## Data tied to figure images
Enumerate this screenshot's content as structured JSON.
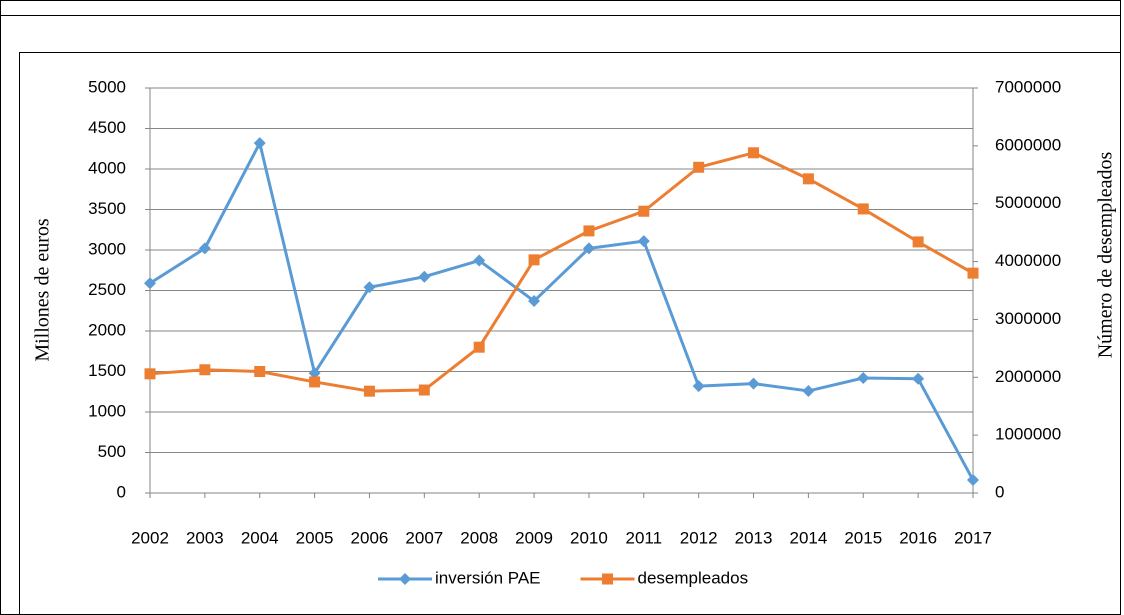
{
  "chart_data": {
    "type": "line",
    "y_label": "Millones de euros",
    "y2_label": "Número de desempleados",
    "categories": [
      "2002",
      "2003",
      "2004",
      "2005",
      "2006",
      "2007",
      "2008",
      "2009",
      "2010",
      "2011",
      "2012",
      "2013",
      "2014",
      "2015",
      "2016",
      "2017"
    ],
    "series": [
      {
        "name": "inversión PAE",
        "color": "#5b9bd5",
        "marker": "diamond",
        "values": [
          2590,
          3020,
          4320,
          1480,
          2540,
          2670,
          2870,
          2370,
          3020,
          3110,
          1320,
          1350,
          1260,
          1420,
          1410,
          160
        ]
      },
      {
        "name": "desempleados",
        "color": "#ed7d31",
        "marker": "square",
        "axis": "y2",
        "values": [
          2060000,
          2130000,
          2100000,
          1920000,
          1760000,
          1780000,
          2520000,
          4030000,
          4530000,
          4870000,
          5630000,
          5880000,
          5430000,
          4910000,
          4340000,
          3800000
        ]
      }
    ],
    "ylim": [
      0,
      5000
    ],
    "yticks": [
      0,
      500,
      1000,
      1500,
      2000,
      2500,
      3000,
      3500,
      4000,
      4500,
      5000
    ],
    "y2lim": [
      0,
      7000000
    ],
    "y2ticks": [
      0,
      1000000,
      2000000,
      3000000,
      4000000,
      5000000,
      6000000,
      7000000
    ],
    "grid": true,
    "legend": "bottom"
  }
}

## Instructions for the task
In the records above, locate every line with the string "name" and copy it.

## Expected answer
        "name": "inversión PAE",
        "name": "desempleados",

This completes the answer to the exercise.